*SET TASK:* Read through the records below and copy each line that uses the word "bólu".

*RECORD EXTRACTS:*

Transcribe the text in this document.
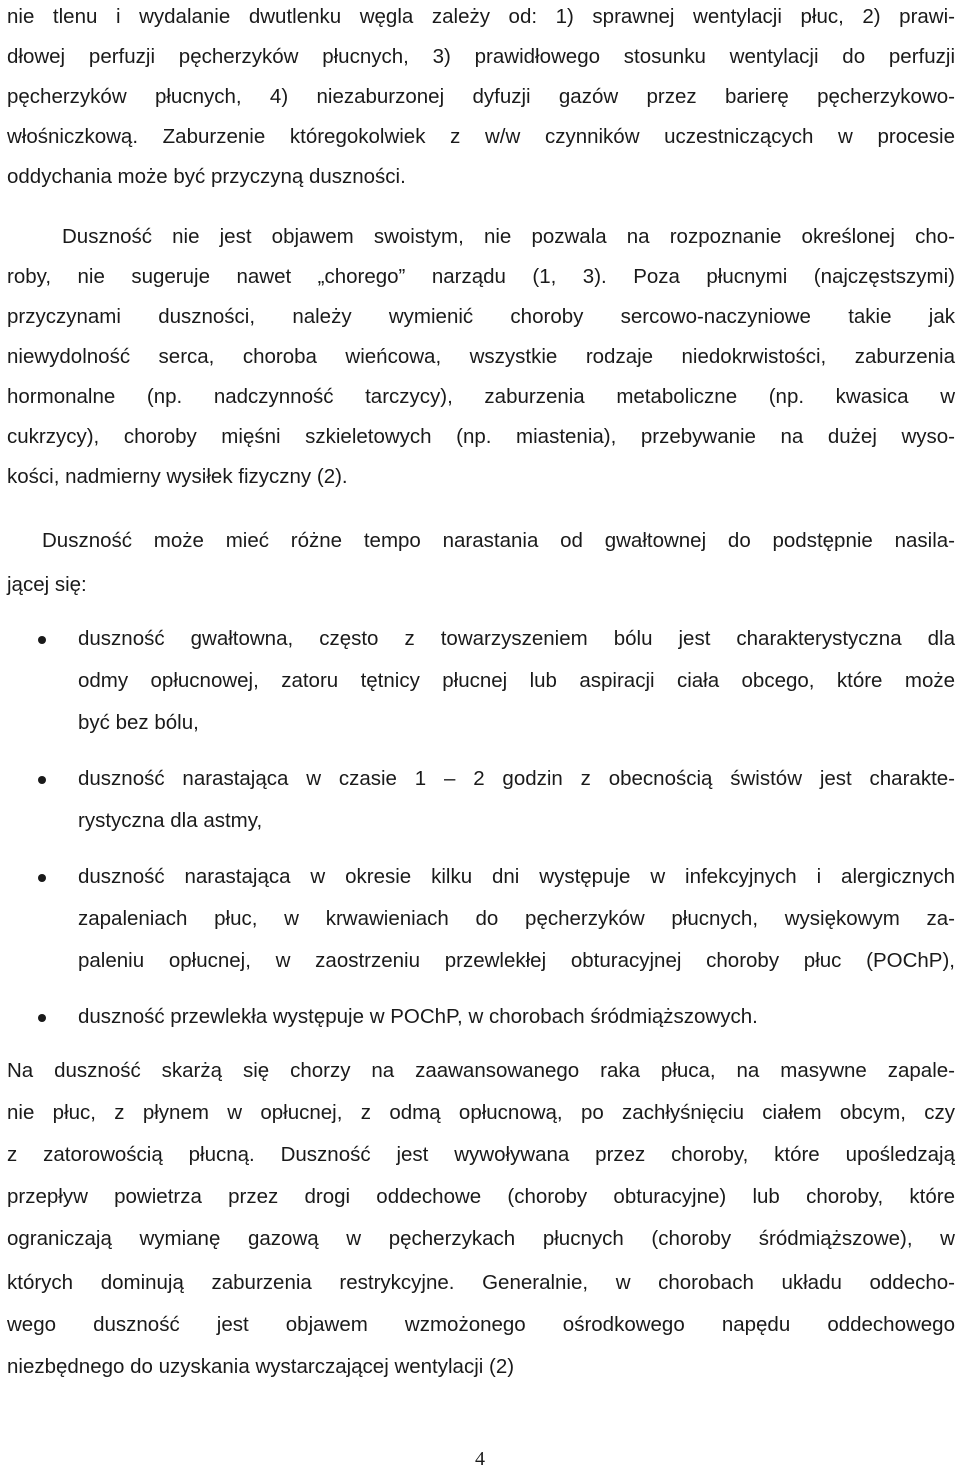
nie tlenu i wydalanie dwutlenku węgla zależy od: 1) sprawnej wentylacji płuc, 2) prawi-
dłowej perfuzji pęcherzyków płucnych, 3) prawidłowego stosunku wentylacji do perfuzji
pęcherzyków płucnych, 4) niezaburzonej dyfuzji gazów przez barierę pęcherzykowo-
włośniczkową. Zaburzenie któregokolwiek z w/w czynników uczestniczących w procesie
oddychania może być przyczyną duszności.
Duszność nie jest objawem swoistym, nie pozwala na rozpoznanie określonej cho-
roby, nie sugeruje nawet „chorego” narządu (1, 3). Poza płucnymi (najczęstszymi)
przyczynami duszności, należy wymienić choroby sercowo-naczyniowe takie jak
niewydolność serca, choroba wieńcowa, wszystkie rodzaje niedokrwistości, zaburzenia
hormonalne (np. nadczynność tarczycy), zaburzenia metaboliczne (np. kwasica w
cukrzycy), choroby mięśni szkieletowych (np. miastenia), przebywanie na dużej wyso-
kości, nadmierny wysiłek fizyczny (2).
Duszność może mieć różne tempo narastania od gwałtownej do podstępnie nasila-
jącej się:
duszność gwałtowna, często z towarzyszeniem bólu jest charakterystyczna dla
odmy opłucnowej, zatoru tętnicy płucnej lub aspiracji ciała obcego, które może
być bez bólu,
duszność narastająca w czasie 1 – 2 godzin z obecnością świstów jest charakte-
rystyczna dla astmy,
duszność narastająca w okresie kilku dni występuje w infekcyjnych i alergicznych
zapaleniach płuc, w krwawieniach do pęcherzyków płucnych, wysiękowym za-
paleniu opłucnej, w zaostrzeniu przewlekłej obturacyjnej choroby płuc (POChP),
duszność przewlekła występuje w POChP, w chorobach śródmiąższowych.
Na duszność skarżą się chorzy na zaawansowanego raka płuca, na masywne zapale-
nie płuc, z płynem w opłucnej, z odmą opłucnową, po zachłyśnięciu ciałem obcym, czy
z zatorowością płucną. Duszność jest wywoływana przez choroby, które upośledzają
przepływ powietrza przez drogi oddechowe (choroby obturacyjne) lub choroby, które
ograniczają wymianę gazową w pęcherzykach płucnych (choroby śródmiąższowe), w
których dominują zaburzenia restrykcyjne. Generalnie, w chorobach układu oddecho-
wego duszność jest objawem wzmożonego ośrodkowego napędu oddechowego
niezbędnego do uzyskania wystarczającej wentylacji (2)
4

*TASK SOLUTION:*
duszność gwałtowna, często z towarzyszeniem bólu jest charakterystyczna dla
być bez bólu,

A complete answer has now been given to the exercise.